▸ WHAT IS ASKED: Identify each line below containing the string "médian" and copy it.

Saved entries:
———

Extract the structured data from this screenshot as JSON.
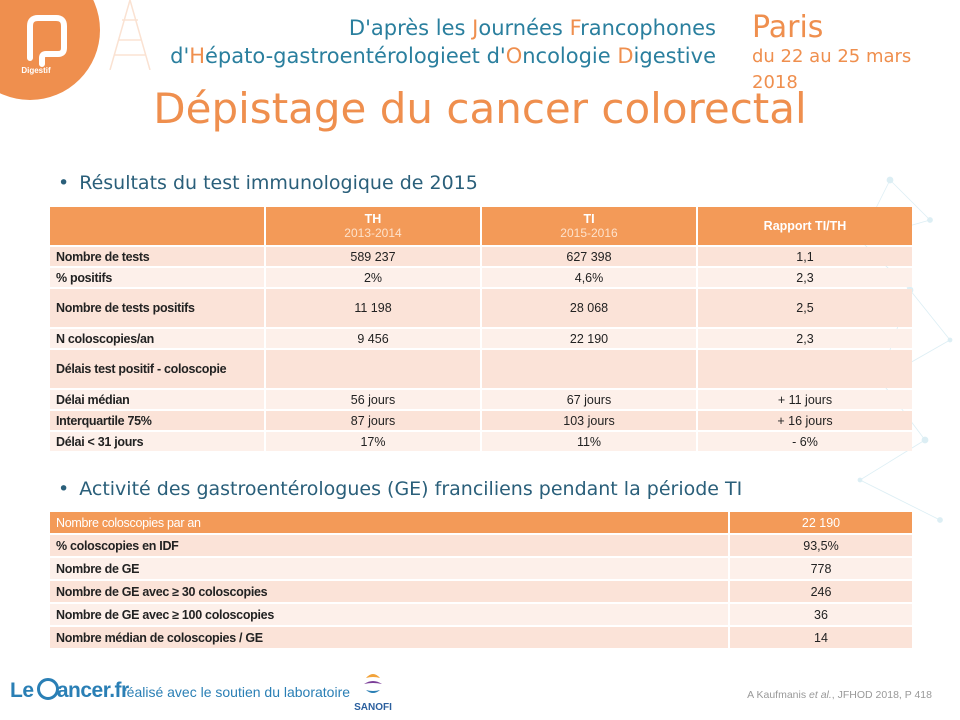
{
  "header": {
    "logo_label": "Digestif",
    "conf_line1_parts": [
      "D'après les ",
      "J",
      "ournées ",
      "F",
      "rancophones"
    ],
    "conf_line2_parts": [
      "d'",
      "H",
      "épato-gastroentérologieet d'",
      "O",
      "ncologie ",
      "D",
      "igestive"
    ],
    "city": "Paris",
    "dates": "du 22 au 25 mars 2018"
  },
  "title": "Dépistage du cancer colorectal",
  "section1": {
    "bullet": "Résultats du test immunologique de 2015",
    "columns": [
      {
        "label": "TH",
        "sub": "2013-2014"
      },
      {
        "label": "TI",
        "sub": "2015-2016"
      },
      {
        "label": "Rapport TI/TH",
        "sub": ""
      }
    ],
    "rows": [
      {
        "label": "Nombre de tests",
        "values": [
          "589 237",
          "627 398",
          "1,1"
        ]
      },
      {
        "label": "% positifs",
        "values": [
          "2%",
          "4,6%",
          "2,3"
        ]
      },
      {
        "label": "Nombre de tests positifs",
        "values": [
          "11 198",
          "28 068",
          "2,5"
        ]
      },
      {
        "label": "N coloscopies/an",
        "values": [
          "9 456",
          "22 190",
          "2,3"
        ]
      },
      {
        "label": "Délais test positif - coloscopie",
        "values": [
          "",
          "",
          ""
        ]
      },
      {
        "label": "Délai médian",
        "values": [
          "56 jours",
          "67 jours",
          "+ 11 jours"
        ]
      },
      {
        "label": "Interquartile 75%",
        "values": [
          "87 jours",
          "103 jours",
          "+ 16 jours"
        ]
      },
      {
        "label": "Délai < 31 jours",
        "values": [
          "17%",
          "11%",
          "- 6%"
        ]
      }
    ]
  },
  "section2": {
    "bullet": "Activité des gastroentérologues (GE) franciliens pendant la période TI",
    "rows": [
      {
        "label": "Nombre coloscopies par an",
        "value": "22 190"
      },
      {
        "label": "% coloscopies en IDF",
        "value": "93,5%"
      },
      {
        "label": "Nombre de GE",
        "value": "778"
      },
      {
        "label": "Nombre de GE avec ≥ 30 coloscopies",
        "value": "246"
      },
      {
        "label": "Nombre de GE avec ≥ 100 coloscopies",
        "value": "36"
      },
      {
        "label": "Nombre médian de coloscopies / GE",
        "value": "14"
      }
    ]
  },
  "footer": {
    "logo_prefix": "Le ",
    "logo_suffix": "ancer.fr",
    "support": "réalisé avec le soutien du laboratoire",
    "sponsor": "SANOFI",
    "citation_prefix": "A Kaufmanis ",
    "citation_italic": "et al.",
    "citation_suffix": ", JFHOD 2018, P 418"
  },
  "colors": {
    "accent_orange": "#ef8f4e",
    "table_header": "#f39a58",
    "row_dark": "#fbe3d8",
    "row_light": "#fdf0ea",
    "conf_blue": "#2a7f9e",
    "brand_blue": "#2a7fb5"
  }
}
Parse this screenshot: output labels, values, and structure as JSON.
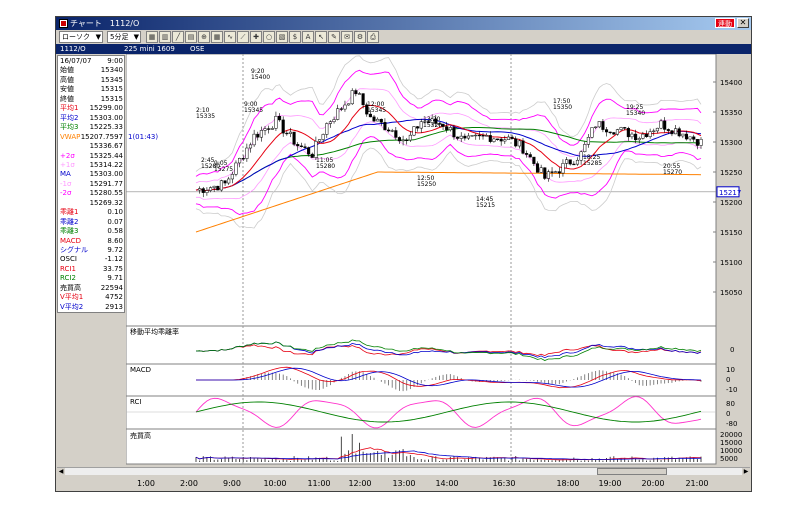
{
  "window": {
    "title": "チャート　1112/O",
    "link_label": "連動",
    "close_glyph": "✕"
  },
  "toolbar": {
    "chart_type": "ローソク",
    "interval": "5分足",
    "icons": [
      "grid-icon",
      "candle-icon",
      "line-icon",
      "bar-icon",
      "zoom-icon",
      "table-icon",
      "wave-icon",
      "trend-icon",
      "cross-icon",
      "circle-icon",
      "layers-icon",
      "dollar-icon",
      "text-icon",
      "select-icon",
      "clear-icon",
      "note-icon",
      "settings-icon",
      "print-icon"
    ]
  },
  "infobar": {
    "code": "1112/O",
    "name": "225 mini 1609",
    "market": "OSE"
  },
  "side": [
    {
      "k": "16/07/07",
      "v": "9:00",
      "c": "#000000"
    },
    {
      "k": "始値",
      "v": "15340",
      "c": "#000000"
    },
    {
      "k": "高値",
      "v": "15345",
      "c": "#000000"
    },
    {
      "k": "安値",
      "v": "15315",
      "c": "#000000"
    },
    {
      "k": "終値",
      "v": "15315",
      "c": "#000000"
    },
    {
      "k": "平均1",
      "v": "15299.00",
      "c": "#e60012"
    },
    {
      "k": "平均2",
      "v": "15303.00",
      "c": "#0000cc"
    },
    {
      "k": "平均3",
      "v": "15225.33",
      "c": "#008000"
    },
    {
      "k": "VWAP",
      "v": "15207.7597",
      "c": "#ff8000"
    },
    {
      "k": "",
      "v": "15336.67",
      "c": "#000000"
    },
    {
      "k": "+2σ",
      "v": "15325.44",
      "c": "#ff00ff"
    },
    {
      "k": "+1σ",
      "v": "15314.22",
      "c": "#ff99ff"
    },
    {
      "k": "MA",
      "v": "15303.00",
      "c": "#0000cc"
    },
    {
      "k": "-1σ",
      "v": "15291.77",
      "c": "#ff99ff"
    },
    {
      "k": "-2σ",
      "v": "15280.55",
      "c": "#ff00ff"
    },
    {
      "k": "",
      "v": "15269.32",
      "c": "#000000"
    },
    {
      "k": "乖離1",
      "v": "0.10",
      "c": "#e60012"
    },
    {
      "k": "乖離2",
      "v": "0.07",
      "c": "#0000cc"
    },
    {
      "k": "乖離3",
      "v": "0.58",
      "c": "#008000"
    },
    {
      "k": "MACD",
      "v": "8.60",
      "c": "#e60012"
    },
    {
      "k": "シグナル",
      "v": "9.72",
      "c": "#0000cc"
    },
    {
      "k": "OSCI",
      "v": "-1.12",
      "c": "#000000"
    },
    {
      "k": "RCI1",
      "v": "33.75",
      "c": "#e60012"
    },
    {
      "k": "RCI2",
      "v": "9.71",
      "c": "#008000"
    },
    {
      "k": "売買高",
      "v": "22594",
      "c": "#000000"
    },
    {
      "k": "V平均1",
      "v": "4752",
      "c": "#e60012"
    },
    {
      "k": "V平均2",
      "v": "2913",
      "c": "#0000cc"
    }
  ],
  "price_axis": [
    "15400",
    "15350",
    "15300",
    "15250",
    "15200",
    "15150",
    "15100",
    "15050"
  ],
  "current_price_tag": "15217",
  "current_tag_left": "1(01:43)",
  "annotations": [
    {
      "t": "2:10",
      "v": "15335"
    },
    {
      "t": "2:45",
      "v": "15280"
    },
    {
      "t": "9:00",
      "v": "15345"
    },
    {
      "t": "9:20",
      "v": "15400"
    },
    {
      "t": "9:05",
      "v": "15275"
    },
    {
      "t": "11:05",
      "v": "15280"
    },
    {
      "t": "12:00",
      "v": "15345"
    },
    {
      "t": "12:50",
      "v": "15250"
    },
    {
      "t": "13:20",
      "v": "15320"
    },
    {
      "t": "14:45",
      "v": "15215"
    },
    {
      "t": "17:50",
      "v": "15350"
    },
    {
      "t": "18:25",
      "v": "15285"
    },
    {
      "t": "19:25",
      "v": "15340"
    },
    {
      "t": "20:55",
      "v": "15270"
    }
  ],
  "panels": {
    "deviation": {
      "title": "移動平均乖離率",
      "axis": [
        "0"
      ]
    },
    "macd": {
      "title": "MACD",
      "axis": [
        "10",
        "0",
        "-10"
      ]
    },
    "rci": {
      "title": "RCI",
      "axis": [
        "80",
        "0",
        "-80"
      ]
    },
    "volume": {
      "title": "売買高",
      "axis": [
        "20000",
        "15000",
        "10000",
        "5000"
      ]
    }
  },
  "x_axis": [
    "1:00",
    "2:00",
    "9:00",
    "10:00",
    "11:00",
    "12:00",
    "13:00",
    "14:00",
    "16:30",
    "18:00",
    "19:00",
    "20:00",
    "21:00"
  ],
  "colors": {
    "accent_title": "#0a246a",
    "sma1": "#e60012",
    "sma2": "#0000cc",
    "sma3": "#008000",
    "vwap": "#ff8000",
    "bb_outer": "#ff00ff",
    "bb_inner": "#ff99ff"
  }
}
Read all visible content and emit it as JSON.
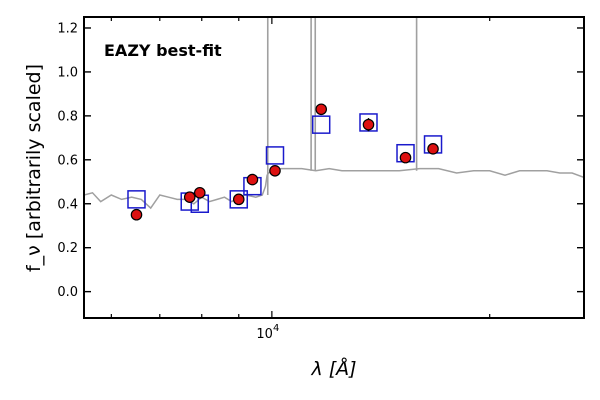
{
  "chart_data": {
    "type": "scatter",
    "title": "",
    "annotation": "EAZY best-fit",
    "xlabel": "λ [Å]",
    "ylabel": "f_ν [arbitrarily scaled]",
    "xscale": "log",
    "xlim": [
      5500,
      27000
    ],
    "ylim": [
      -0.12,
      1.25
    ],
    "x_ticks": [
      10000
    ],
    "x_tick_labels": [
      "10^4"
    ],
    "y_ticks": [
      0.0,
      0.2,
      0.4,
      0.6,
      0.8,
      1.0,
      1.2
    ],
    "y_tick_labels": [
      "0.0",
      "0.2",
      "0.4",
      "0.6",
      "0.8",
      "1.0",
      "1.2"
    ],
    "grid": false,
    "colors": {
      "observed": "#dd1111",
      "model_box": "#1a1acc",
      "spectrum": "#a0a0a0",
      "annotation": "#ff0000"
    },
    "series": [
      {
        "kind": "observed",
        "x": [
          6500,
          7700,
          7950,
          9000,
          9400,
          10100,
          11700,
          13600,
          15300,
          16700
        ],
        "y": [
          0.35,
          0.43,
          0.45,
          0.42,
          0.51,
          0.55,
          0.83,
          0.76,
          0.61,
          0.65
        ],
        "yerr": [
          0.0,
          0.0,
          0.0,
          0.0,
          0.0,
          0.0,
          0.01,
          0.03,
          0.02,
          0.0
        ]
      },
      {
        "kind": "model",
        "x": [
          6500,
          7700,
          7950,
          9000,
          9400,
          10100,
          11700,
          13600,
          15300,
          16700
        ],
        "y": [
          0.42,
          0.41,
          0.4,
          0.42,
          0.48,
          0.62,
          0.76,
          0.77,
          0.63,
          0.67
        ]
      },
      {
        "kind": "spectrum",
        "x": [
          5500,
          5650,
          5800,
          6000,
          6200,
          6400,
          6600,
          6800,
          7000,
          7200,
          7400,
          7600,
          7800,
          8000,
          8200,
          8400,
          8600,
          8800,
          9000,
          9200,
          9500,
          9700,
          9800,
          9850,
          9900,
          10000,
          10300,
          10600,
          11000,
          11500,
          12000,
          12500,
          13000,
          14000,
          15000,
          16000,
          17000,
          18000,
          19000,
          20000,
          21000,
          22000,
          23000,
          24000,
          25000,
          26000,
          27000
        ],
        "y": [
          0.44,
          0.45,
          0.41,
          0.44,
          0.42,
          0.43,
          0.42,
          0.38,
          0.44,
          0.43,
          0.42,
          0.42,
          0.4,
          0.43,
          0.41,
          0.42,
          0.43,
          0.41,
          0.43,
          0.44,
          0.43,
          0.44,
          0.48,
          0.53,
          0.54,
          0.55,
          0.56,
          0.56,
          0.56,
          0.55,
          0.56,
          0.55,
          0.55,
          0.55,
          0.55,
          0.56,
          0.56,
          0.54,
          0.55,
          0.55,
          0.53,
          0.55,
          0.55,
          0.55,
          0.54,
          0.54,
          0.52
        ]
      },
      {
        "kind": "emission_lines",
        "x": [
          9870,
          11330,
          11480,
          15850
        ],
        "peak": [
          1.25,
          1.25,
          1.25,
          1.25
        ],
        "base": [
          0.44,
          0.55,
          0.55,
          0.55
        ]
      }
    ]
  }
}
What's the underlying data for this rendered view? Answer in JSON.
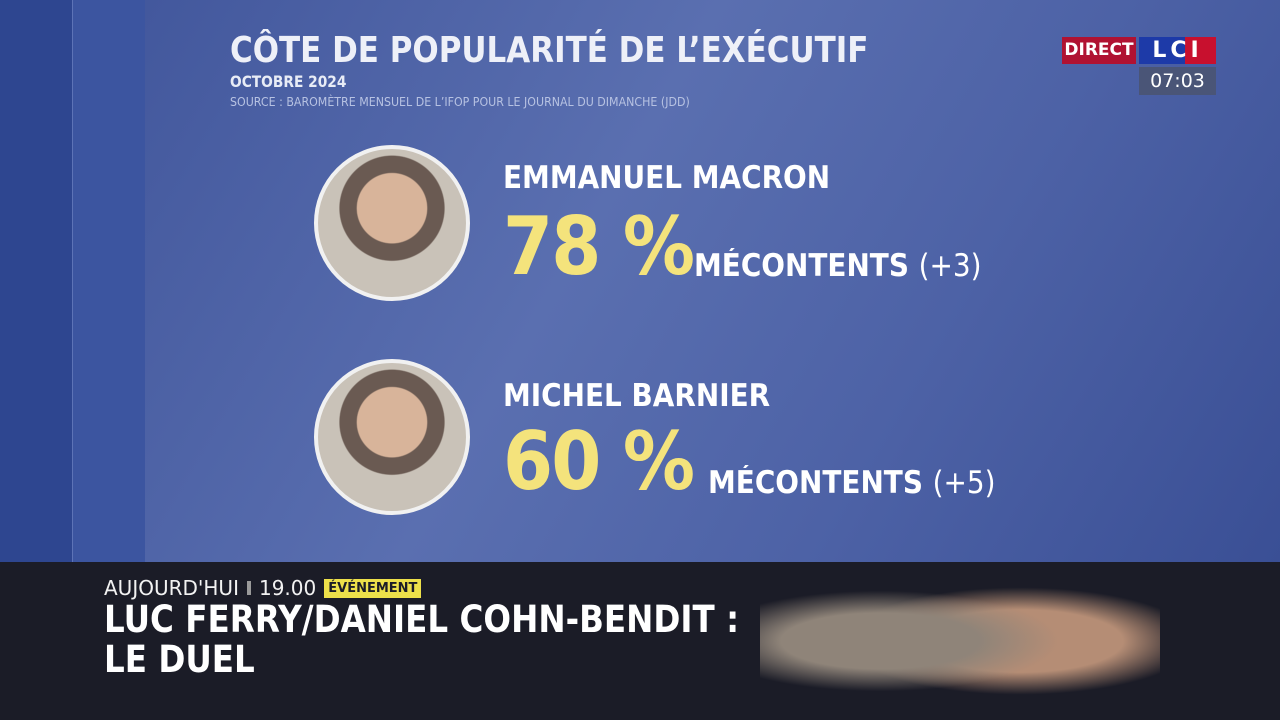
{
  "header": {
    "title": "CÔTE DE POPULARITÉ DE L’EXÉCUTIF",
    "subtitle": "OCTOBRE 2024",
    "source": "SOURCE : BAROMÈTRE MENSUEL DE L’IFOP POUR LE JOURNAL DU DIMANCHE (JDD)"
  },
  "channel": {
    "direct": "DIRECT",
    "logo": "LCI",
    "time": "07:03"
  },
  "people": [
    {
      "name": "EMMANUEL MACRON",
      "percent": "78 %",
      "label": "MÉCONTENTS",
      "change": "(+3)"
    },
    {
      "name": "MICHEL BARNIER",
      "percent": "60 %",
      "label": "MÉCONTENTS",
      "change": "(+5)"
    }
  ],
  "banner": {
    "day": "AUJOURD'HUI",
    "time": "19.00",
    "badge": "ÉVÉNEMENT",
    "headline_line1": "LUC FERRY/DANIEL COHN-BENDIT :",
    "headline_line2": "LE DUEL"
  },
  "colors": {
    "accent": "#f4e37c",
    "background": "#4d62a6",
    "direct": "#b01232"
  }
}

———

▸ EXERCISE ANSWER:
        "label": "Délai médian",
        "label": "Nombre médian de coloscopies / GE",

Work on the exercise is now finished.